WRITTEN EXERCISE: In the listing below, count each line containing "into" and answer with the count only.

INFORMATION PROVIDED:
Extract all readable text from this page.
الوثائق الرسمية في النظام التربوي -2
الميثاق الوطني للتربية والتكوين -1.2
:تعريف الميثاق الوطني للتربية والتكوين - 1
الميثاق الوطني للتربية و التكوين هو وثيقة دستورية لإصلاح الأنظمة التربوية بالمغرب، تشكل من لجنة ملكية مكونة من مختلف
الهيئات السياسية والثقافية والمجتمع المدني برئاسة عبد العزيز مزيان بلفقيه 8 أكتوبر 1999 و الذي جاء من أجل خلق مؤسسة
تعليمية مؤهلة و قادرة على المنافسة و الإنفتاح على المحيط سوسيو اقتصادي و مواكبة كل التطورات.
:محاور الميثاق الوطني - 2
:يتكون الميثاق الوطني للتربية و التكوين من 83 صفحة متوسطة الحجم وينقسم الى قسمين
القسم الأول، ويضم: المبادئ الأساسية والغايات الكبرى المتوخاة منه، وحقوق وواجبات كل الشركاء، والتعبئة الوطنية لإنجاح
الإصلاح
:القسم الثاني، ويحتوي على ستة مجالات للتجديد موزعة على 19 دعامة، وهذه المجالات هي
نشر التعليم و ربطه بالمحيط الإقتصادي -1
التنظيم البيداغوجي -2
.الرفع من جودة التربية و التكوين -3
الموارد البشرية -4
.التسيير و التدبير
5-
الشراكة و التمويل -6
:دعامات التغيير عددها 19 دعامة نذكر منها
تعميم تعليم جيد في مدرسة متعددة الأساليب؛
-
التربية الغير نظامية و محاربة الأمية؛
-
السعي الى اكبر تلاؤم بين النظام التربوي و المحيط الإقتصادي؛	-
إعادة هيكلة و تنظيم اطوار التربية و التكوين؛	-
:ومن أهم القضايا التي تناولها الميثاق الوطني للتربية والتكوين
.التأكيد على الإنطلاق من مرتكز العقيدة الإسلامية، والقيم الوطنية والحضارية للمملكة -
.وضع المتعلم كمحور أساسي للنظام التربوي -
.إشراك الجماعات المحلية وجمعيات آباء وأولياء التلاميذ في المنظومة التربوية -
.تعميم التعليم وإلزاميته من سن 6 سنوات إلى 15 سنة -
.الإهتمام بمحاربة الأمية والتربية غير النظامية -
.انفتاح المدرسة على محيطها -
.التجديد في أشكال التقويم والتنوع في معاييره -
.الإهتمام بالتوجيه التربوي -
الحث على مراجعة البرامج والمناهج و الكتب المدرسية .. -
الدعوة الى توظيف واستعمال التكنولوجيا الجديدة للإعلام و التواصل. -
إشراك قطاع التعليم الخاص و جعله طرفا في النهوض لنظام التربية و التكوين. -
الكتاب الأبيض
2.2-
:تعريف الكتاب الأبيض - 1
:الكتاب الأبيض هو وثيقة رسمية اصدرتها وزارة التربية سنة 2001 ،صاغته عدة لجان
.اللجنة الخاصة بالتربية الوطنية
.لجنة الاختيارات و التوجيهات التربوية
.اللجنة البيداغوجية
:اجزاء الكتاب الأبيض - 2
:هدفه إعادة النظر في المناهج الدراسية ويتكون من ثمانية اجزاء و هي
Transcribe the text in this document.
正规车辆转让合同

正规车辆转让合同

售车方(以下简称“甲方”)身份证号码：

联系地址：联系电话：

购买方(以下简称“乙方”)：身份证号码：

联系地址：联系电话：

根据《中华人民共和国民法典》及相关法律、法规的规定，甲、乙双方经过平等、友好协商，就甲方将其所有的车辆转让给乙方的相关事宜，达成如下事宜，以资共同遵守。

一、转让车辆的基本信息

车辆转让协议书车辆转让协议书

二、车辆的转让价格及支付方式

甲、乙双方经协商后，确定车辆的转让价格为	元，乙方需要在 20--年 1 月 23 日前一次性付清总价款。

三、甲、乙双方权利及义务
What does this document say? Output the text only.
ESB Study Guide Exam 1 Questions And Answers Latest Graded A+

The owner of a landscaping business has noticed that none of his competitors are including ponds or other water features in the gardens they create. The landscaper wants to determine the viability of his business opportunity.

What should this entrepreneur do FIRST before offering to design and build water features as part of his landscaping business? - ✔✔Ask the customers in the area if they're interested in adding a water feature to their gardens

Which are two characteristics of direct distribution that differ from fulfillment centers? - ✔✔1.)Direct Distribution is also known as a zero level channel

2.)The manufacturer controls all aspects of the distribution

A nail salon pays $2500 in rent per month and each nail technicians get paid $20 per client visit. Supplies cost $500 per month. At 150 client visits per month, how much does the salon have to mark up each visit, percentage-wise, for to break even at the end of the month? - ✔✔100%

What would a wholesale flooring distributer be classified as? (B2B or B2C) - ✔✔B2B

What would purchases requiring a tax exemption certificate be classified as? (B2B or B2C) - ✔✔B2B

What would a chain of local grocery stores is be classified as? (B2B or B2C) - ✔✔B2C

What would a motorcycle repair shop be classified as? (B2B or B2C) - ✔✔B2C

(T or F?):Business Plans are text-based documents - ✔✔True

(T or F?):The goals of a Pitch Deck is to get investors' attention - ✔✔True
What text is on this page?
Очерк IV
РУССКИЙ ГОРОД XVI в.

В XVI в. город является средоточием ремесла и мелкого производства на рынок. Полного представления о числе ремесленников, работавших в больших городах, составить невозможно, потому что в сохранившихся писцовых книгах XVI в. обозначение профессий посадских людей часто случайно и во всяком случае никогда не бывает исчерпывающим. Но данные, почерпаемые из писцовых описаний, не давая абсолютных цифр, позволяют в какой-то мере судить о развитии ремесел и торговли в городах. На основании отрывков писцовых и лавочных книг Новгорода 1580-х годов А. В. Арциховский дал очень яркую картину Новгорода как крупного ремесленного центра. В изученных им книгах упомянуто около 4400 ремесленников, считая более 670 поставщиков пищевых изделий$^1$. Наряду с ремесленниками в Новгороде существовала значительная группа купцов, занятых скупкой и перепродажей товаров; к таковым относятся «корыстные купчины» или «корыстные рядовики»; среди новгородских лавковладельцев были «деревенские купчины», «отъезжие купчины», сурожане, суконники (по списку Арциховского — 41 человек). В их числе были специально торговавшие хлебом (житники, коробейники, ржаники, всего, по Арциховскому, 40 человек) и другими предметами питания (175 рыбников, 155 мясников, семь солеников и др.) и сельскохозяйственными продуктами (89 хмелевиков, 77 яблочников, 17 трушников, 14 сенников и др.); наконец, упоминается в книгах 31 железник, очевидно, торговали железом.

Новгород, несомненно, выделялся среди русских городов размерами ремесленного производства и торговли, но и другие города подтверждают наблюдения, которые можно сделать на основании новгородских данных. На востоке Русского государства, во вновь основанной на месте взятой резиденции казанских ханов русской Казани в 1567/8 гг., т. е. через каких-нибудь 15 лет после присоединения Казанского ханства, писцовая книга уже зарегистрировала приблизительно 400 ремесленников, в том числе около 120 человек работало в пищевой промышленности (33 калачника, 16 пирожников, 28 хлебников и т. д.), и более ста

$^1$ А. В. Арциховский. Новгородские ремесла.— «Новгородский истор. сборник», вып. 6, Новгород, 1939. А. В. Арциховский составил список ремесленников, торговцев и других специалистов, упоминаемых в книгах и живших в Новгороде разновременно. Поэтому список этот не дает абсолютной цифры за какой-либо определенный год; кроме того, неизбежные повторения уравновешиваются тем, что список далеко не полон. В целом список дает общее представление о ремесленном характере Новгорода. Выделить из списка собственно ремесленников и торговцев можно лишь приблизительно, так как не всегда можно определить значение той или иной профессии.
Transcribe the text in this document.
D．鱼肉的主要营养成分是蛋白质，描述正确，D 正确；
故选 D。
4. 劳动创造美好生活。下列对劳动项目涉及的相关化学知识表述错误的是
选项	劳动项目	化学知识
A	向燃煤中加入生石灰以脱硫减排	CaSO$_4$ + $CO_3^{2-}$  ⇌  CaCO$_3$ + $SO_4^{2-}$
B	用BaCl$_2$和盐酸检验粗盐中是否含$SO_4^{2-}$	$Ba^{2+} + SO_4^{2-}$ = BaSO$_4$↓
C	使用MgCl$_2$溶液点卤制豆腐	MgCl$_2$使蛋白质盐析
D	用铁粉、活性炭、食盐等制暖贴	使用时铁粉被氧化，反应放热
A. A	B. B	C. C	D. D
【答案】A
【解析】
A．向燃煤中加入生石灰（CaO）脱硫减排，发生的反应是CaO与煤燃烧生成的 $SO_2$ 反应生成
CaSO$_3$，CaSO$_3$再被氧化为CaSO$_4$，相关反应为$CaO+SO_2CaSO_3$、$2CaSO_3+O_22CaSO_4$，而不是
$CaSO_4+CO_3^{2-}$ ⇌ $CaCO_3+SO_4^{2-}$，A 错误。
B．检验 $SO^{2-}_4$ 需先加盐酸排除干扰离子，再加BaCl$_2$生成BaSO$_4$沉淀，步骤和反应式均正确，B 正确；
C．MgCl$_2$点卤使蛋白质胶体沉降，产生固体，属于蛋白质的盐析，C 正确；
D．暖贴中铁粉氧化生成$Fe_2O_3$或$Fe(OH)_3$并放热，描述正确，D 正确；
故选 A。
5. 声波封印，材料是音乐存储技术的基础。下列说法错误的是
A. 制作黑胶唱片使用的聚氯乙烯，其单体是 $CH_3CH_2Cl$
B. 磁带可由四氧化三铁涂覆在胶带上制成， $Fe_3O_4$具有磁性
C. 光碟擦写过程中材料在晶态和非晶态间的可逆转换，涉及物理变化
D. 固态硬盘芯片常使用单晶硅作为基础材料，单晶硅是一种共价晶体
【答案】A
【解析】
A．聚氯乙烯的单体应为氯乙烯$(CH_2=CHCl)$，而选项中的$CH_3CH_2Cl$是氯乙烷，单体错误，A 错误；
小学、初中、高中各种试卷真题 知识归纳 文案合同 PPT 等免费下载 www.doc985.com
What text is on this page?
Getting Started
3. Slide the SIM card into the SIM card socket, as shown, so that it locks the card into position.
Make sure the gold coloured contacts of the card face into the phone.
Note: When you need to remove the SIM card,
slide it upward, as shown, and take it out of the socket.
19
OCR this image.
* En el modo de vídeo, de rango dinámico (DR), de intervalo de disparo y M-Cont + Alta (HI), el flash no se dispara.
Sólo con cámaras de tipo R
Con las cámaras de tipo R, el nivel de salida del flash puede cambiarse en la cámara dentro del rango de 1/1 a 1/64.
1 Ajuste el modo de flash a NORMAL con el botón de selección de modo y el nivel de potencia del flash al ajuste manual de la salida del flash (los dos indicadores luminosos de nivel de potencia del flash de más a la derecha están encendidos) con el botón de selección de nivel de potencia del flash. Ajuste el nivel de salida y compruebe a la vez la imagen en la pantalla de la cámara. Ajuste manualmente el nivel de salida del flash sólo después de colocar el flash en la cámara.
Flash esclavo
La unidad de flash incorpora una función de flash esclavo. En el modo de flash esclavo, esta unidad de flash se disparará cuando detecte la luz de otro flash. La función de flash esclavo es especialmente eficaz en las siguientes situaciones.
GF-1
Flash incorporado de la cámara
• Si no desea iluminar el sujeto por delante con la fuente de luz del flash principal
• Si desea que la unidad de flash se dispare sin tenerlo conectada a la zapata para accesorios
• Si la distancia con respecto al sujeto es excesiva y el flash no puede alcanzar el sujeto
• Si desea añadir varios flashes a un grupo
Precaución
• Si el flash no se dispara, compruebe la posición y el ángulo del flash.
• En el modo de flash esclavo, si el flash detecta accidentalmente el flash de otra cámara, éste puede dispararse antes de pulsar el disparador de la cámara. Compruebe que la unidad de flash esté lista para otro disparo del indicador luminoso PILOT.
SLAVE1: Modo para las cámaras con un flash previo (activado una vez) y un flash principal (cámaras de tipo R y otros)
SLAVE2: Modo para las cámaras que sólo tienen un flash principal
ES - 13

RESULT BELOW: 2